▸ Records for this exercise

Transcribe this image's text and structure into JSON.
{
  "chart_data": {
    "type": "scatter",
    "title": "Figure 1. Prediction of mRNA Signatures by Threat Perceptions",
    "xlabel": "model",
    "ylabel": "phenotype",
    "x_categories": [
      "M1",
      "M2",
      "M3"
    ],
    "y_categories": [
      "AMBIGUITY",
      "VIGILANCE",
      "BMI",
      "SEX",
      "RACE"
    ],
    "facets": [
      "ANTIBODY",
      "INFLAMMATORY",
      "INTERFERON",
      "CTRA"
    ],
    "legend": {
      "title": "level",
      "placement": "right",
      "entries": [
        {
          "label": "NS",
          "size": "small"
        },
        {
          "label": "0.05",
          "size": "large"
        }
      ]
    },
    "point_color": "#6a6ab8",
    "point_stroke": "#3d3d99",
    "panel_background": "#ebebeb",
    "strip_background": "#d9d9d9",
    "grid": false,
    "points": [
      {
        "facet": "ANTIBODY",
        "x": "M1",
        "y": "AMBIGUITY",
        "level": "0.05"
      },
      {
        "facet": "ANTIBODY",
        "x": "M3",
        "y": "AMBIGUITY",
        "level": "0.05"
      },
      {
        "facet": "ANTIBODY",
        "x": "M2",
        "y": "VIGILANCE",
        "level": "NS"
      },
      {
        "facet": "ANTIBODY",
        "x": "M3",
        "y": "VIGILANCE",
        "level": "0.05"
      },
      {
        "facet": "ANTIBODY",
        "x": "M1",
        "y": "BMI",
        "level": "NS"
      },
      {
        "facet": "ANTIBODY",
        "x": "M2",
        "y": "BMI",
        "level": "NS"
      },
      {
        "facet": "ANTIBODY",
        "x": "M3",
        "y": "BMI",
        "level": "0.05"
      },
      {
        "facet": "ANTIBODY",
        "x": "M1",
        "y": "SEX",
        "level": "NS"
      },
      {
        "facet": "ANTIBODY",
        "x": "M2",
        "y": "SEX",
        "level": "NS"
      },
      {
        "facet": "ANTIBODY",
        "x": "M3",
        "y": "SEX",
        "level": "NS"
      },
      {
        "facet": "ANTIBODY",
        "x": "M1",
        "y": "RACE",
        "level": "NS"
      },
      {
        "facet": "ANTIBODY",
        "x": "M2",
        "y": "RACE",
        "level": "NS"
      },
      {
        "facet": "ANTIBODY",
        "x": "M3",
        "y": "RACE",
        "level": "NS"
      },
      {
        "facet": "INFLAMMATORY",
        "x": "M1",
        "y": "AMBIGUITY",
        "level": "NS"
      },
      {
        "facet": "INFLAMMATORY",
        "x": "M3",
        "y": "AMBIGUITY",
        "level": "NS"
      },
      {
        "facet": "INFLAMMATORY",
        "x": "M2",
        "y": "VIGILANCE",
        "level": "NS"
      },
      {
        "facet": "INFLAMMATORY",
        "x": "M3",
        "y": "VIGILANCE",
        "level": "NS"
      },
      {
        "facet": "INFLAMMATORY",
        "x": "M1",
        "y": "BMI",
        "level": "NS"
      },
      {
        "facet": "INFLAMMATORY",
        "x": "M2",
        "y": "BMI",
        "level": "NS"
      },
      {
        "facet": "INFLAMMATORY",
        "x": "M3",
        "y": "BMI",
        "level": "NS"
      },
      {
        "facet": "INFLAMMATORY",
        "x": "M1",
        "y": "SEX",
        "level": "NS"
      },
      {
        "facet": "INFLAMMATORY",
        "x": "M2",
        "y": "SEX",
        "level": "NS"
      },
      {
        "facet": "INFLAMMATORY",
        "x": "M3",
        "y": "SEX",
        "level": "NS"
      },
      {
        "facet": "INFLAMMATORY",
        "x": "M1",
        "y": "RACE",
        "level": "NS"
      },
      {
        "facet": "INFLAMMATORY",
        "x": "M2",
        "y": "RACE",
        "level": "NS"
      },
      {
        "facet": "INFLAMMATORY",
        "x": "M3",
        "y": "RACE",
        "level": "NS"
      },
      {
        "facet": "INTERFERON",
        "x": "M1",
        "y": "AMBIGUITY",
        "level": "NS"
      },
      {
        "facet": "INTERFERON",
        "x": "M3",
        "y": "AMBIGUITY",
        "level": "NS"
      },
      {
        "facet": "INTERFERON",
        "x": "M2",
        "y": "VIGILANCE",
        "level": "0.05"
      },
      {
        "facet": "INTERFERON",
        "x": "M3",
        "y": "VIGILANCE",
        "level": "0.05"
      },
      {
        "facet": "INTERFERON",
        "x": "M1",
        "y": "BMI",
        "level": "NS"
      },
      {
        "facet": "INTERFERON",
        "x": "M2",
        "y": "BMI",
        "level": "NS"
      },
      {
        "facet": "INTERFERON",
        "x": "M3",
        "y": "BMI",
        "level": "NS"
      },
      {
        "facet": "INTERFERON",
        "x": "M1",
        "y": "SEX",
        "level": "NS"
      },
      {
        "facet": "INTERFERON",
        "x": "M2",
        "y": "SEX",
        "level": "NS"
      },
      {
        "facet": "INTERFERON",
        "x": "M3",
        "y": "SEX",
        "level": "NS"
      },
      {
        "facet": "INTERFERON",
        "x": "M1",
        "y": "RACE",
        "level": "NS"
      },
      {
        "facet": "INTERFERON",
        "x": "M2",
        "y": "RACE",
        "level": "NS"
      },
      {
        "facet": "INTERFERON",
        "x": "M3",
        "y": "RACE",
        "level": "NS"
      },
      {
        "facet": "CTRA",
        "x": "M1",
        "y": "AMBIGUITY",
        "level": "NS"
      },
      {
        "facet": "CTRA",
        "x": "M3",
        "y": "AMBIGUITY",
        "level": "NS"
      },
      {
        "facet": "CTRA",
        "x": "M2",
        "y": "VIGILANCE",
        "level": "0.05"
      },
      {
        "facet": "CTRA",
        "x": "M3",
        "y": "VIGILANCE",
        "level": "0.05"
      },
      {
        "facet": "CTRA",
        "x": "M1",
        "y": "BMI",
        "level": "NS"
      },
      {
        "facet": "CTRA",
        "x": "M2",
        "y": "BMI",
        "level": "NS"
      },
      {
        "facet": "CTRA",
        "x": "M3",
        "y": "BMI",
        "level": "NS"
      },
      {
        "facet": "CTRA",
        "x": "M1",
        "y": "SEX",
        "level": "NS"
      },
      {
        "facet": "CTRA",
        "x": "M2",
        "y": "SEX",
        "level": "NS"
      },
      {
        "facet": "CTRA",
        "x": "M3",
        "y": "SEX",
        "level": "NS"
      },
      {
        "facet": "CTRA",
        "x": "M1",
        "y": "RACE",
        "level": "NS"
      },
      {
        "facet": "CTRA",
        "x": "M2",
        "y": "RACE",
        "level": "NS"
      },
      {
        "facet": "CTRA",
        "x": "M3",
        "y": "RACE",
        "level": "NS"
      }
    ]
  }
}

▸ Exercise
All lines with the word "title" should be copied from the material above.

▸ Answer to the problem
    "title": "Figure 1. Prediction of mRNA Signatures by Threat Perceptions",
      "title": "level",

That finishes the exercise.